> What you are asked to do:
Please copy out, word for word, the rows from the one containing "- nav-video-label: VIDÉO: [131, 439, 202, 463]" through the one containing "- close-window-button[interactable]: [27, 30, 52, 55]".

> Records for this exercise:

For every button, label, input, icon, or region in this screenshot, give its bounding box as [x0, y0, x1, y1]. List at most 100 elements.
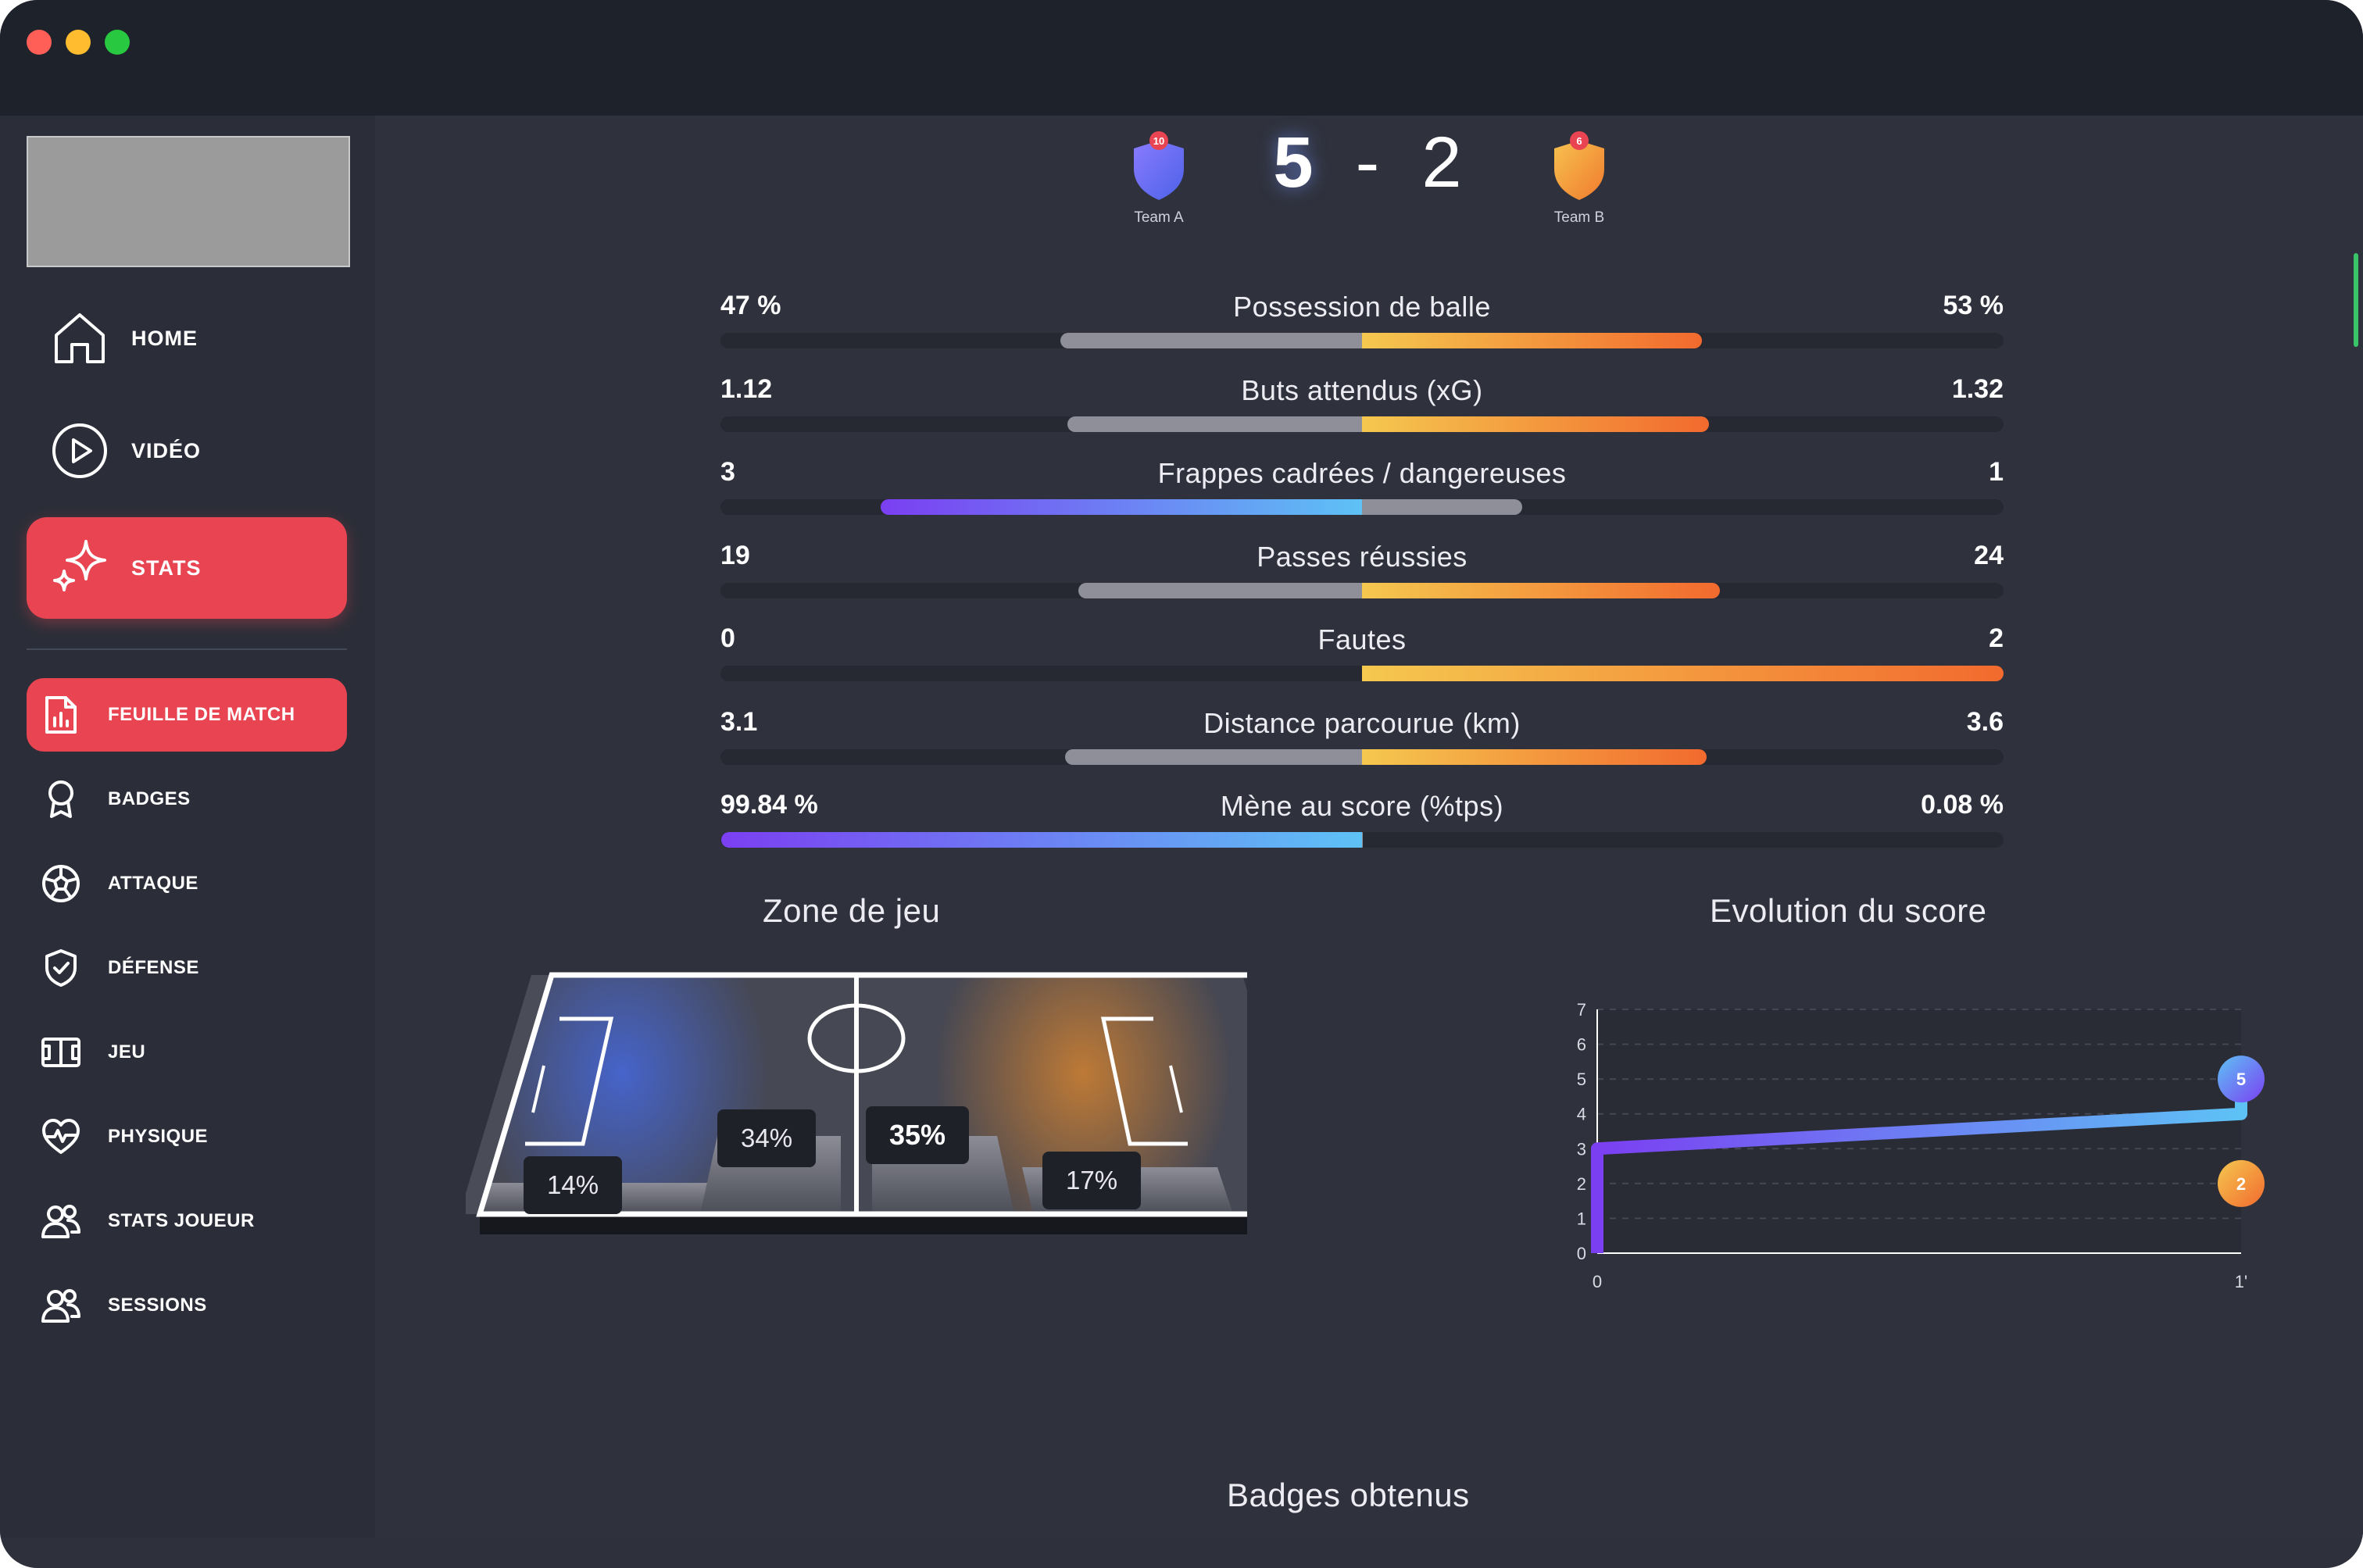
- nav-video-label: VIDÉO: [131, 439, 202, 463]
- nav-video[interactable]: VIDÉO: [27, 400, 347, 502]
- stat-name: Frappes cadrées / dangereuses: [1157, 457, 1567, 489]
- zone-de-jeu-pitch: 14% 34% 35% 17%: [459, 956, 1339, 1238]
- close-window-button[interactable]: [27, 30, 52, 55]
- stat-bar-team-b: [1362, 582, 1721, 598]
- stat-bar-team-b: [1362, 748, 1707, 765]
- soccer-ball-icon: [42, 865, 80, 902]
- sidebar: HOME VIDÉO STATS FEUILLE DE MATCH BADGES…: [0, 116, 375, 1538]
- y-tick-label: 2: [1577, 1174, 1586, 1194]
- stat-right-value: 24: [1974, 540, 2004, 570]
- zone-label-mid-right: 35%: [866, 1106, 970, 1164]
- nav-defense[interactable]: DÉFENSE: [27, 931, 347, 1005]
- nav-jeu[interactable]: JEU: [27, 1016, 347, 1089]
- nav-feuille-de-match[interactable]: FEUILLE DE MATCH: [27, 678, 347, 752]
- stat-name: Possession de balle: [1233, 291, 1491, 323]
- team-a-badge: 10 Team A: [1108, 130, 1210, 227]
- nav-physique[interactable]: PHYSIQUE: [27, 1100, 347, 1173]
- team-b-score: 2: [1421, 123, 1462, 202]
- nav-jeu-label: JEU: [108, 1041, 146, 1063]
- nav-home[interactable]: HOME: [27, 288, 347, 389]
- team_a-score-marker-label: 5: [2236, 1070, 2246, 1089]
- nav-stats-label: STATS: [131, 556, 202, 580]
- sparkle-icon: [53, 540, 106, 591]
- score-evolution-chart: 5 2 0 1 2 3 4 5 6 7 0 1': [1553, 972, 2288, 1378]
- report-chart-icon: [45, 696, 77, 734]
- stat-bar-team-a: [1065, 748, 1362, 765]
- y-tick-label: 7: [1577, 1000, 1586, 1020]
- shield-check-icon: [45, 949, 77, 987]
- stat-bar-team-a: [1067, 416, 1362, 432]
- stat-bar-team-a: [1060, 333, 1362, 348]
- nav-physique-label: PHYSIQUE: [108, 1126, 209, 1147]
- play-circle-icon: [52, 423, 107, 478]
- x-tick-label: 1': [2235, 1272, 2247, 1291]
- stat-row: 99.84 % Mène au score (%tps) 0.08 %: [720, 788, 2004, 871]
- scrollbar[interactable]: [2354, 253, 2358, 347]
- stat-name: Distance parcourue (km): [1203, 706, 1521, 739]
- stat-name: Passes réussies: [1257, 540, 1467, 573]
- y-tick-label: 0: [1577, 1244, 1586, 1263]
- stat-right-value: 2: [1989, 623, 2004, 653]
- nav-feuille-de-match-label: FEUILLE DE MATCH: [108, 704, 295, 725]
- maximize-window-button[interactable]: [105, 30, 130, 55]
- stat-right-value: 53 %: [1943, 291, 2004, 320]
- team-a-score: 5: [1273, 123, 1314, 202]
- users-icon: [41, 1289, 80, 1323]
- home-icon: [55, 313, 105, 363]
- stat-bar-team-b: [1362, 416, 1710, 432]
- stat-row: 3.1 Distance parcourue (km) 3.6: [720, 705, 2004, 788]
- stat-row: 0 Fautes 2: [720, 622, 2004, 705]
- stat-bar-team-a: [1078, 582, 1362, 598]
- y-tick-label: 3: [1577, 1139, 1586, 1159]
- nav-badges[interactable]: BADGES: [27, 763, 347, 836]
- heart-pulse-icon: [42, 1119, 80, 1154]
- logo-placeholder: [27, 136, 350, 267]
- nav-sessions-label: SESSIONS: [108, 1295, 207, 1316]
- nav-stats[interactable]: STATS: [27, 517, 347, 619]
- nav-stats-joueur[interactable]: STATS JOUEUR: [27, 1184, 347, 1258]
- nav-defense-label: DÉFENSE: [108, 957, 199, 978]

> Written answer:
- nav-video-label: VIDÉO: [131, 439, 202, 463]
- nav-video[interactable]: VIDÉO: [27, 400, 347, 502]
- stat-name: Frappes cadrées / dangereuses: [1157, 457, 1567, 489]
- zone-de-jeu-pitch: 14% 34% 35% 17%: [459, 956, 1339, 1238]
- close-window-button[interactable]: [27, 30, 52, 55]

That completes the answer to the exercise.